What you have to do :: Pull every line containing "μείωση" out of the material below.

Stored records
——
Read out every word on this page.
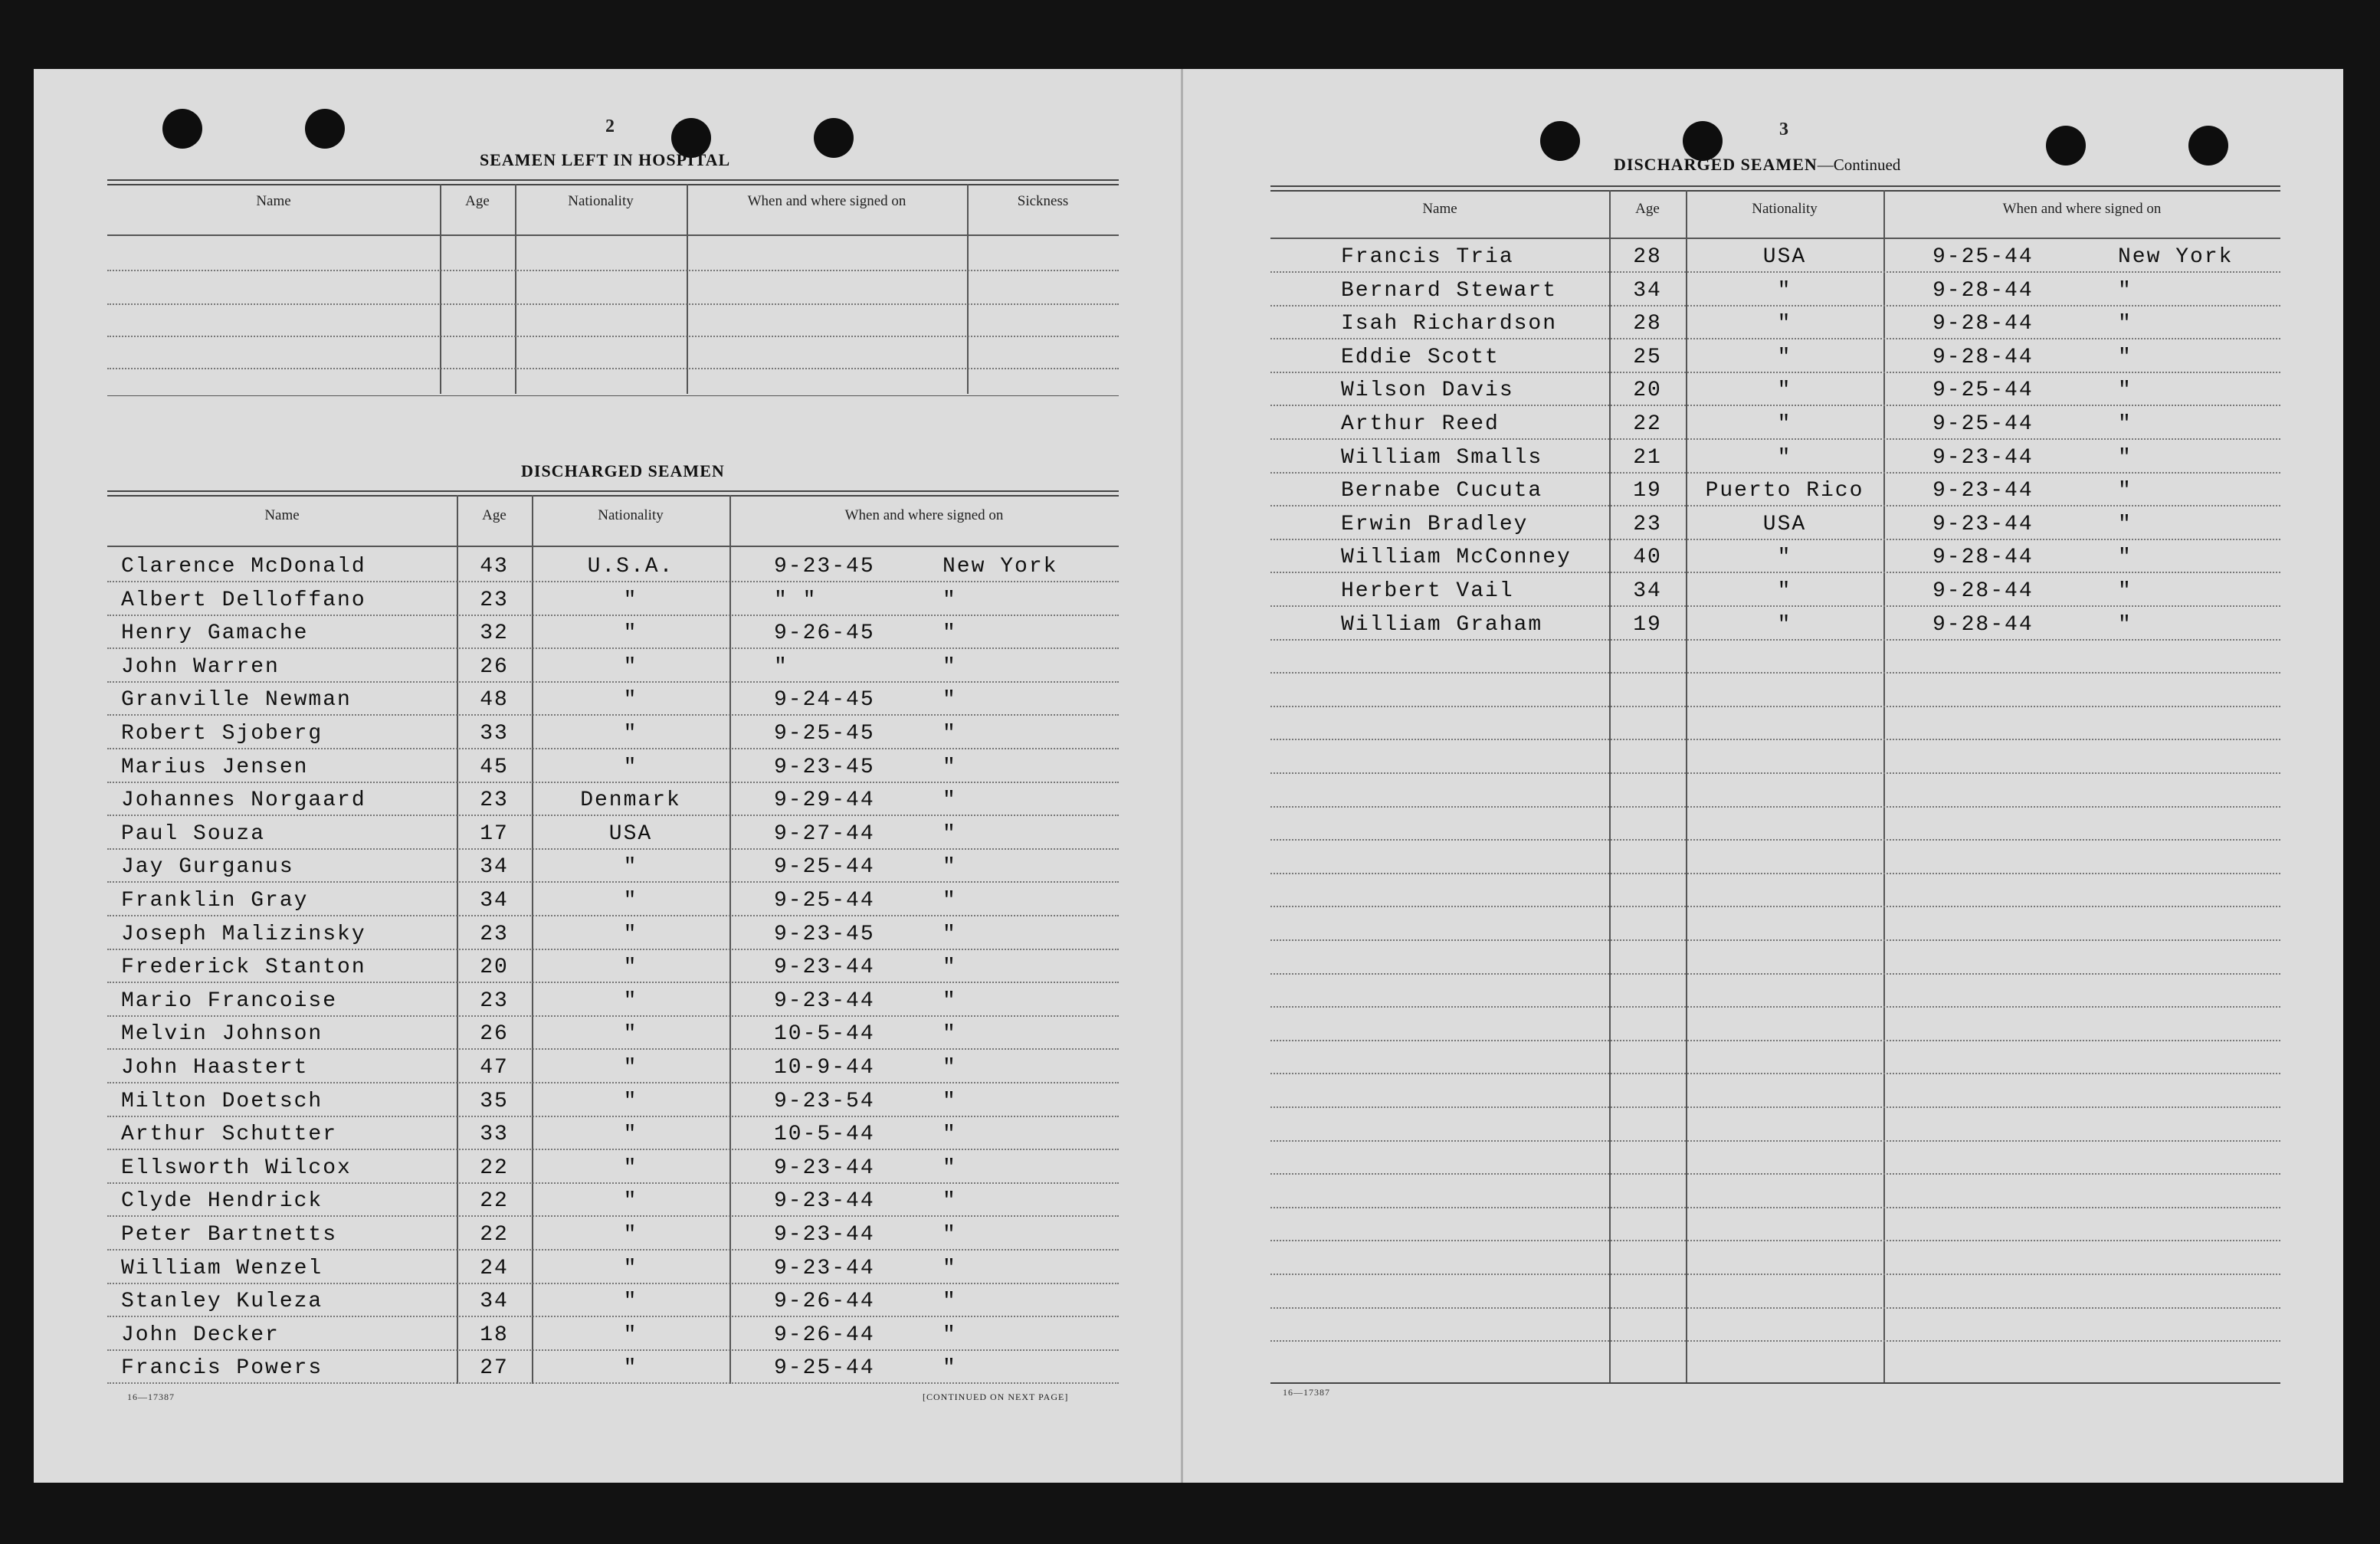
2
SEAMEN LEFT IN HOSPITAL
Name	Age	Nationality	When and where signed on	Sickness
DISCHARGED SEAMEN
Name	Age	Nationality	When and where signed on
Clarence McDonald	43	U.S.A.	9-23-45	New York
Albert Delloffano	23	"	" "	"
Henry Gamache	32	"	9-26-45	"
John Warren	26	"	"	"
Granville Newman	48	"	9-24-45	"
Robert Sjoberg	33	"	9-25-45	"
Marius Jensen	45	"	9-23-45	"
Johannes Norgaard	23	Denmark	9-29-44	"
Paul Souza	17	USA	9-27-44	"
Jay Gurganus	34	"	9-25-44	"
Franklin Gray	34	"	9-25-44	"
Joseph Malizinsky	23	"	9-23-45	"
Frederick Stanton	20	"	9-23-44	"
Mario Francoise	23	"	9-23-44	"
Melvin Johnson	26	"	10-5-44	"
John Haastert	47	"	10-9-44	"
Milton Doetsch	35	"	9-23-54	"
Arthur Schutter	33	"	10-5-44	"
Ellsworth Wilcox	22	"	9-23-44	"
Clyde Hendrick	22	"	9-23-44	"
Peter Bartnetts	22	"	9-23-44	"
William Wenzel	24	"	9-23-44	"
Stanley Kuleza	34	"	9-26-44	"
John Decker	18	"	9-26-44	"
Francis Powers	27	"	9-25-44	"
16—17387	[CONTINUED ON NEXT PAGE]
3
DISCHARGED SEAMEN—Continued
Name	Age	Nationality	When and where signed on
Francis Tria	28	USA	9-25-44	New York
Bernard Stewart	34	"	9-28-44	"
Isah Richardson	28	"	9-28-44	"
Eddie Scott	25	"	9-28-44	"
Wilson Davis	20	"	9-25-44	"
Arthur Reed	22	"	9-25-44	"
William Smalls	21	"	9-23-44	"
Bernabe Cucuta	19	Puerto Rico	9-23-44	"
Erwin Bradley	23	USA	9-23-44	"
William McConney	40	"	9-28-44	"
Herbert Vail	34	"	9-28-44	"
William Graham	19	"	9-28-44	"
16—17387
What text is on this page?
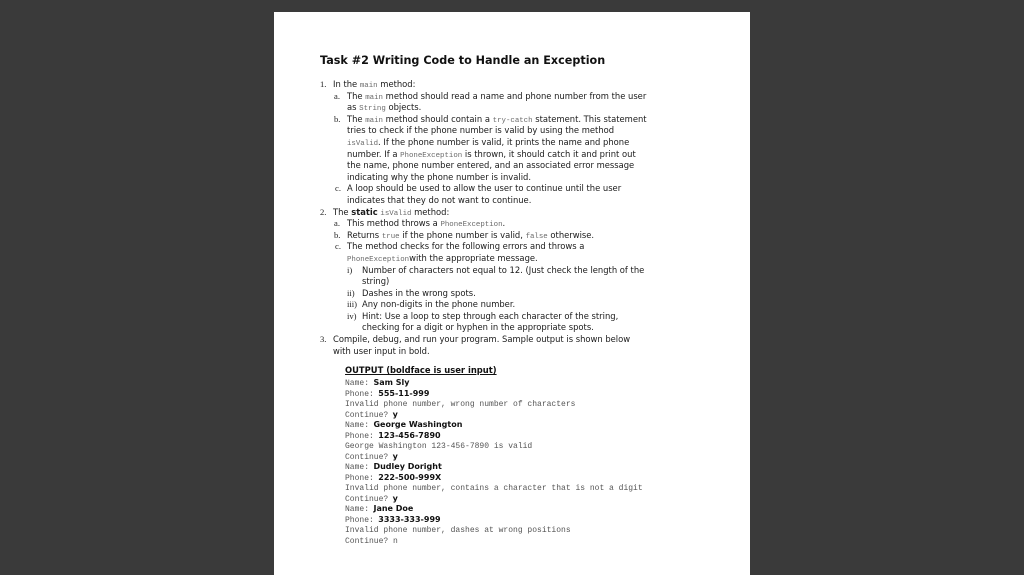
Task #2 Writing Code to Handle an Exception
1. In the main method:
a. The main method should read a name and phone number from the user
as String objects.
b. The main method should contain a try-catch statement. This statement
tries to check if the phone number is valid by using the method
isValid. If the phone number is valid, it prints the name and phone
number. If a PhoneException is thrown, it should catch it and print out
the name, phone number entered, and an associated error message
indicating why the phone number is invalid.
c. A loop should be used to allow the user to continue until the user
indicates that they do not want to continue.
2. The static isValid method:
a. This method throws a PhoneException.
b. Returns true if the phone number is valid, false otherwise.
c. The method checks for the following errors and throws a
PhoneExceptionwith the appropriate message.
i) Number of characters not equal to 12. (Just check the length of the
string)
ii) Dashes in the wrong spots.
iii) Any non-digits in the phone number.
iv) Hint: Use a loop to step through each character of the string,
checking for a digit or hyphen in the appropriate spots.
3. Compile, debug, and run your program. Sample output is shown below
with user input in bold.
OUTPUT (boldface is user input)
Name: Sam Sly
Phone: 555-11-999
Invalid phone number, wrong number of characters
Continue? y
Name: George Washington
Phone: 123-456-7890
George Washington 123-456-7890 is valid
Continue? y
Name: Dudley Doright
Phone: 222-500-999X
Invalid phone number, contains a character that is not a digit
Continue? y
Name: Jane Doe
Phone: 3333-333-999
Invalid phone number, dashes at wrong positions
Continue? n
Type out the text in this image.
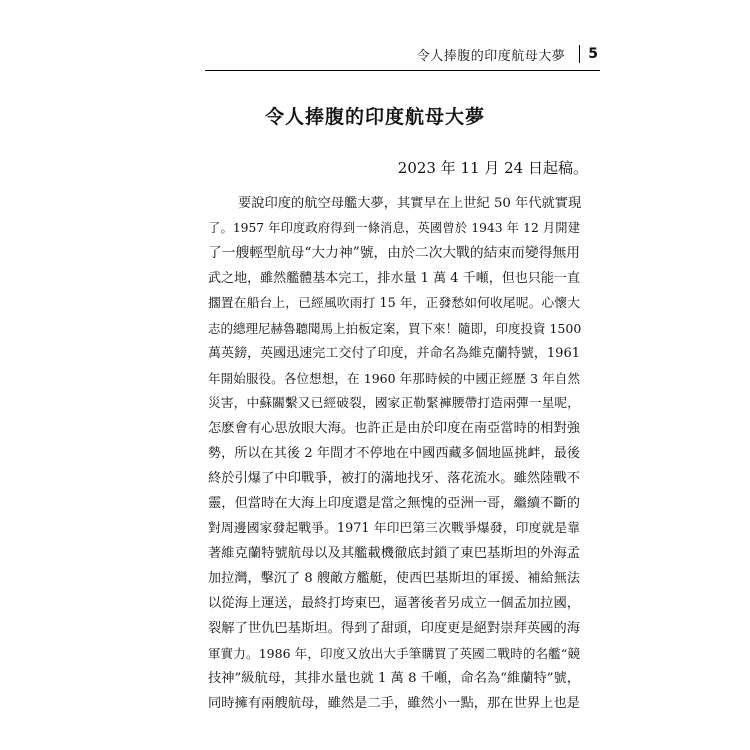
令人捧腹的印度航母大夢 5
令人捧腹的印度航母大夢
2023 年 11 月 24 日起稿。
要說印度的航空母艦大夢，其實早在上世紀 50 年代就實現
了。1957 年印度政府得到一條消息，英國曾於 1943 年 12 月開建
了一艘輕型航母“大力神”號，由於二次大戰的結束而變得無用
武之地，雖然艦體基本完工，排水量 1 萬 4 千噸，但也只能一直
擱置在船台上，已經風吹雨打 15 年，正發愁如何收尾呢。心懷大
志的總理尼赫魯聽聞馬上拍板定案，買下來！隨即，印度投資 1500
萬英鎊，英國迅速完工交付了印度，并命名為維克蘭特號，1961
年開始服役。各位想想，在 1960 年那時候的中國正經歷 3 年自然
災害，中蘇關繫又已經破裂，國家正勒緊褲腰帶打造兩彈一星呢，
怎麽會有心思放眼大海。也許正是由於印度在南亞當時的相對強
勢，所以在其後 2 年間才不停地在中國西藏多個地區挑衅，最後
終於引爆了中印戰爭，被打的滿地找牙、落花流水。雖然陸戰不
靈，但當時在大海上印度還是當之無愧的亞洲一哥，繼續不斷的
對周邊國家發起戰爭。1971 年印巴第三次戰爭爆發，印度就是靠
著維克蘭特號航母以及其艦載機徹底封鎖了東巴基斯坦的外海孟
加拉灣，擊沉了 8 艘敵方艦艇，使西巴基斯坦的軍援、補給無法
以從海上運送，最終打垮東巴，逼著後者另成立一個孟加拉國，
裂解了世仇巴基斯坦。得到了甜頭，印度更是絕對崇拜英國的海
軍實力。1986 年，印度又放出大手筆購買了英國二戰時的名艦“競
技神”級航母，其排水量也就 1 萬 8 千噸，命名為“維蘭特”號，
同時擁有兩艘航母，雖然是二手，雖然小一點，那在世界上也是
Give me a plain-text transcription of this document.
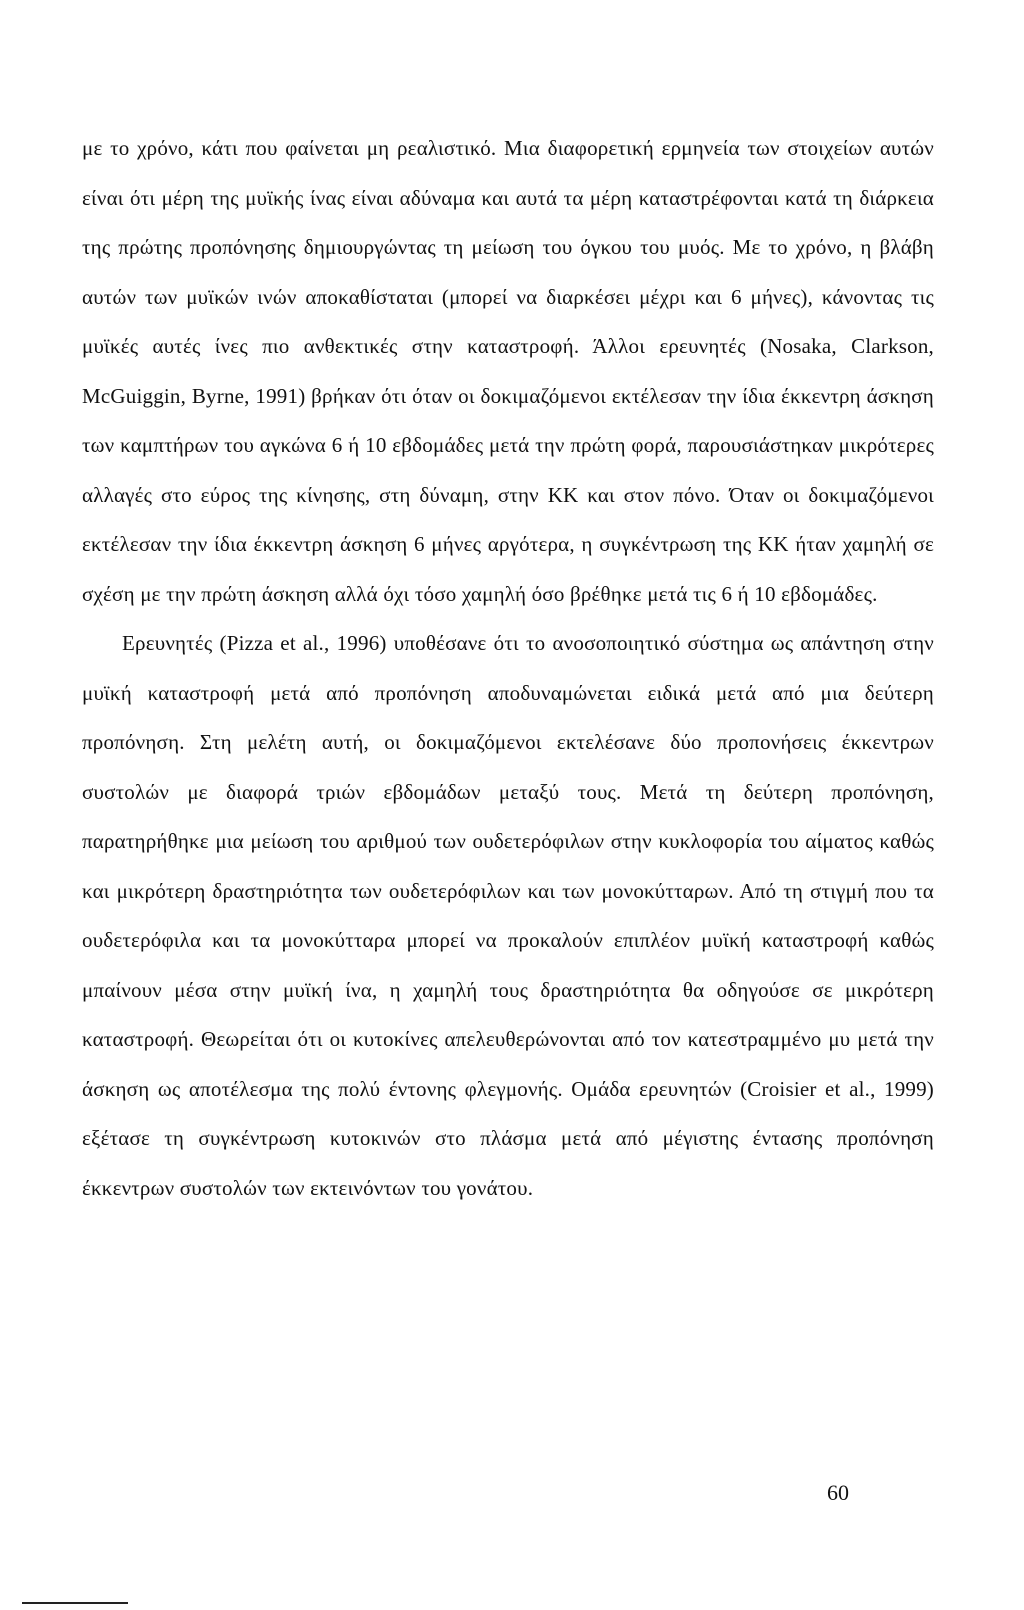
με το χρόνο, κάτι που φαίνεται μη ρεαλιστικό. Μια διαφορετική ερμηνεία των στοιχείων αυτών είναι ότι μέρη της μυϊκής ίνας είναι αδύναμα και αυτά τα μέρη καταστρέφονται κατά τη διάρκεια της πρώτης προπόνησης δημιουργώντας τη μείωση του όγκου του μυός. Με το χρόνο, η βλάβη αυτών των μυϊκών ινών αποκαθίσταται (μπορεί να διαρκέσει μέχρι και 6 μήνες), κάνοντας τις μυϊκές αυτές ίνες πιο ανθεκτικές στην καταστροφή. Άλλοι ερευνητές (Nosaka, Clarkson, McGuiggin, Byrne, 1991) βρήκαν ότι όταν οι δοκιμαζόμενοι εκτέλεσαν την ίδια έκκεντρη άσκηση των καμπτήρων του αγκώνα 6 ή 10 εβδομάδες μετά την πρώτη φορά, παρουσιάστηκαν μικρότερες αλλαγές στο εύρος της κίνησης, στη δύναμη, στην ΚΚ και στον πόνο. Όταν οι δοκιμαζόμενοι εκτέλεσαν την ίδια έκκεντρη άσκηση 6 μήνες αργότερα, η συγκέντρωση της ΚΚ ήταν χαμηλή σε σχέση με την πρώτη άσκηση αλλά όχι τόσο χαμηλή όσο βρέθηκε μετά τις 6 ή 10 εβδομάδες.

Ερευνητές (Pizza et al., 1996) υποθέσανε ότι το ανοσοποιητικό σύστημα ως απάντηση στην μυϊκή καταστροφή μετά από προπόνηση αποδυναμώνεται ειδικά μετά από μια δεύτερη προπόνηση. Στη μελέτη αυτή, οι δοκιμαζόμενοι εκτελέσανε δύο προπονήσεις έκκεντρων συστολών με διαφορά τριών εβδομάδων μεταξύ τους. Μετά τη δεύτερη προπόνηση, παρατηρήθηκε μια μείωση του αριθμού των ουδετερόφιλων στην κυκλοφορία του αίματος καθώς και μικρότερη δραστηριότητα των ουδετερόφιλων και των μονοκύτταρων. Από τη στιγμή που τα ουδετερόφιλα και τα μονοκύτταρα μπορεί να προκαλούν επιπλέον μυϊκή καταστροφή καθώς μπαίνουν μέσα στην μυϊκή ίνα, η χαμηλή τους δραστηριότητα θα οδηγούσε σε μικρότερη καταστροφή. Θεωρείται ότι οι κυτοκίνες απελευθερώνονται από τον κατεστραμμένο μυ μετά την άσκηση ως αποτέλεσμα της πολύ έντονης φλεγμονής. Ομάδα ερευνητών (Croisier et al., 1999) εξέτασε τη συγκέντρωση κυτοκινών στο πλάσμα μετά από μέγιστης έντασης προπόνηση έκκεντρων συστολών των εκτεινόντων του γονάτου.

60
——
Solved exercise ::
με το χρόνο, κάτι που φαίνεται μη ρεαλιστικό. Μια διαφορετική ερμηνεία των στοιχείων αυτών είναι ότι μέρη της μυϊκής ίνας είναι αδύναμα και αυτά τα μέρη καταστρέφονται κατά τη διάρκεια της πρώτης προπόνησης δημιουργώντας τη μείωση του όγκου του μυός. Με το χρόνο, η βλάβη αυτών των μυϊκών ινών αποκαθίσταται (μπορεί να διαρκέσει μέχρι και 6 μήνες), κάνοντας τις μυϊκές αυτές ίνες πιο ανθεκτικές στην καταστροφή. Άλλοι ερευνητές (Nosaka, Clarkson, McGuiggin, Byrne, 1991) βρήκαν ότι όταν οι δοκιμαζόμενοι εκτέλεσαν την ίδια έκκεντρη άσκηση των καμπτήρων του αγκώνα 6 ή 10 εβδομάδες μετά την πρώτη φορά, παρουσιάστηκαν μικρότερες αλλαγές στο εύρος της κίνησης, στη δύναμη, στην ΚΚ και στον πόνο. Όταν οι δοκιμαζόμενοι εκτέλεσαν την ίδια έκκεντρη άσκηση 6 μήνες αργότερα, η συγκέντρωση της ΚΚ ήταν χαμηλή σε σχέση με την πρώτη άσκηση αλλά όχι τόσο χαμηλή όσο βρέθηκε μετά τις 6 ή 10 εβδομάδες.
Ερευνητές (Pizza et al., 1996) υποθέσανε ότι το ανοσοποιητικό σύστημα ως απάντηση στην μυϊκή καταστροφή μετά από προπόνηση αποδυναμώνεται ειδικά μετά από μια δεύτερη προπόνηση. Στη μελέτη αυτή, οι δοκιμαζόμενοι εκτελέσανε δύο προπονήσεις έκκεντρων συστολών με διαφορά τριών εβδομάδων μεταξύ τους. Μετά τη δεύτερη προπόνηση, παρατηρήθηκε μια μείωση του αριθμού των ουδετερόφιλων στην κυκλοφορία του αίματος καθώς και μικρότερη δραστηριότητα των ουδετερόφιλων και των μονοκύτταρων. Από τη στιγμή που τα ουδετερόφιλα και τα μονοκύτταρα μπορεί να προκαλούν επιπλέον μυϊκή καταστροφή καθώς μπαίνουν μέσα στην μυϊκή ίνα, η χαμηλή τους δραστηριότητα θα οδηγούσε σε μικρότερη καταστροφή. Θεωρείται ότι οι κυτοκίνες απελευθερώνονται από τον κατεστραμμένο μυ μετά την άσκηση ως αποτέλεσμα της πολύ έντονης φλεγμονής. Ομάδα ερευνητών (Croisier et al., 1999) εξέτασε τη συγκέντρωση κυτοκινών στο πλάσμα μετά από μέγιστης έντασης προπόνηση έκκεντρων συστολών των εκτεινόντων του γονάτου.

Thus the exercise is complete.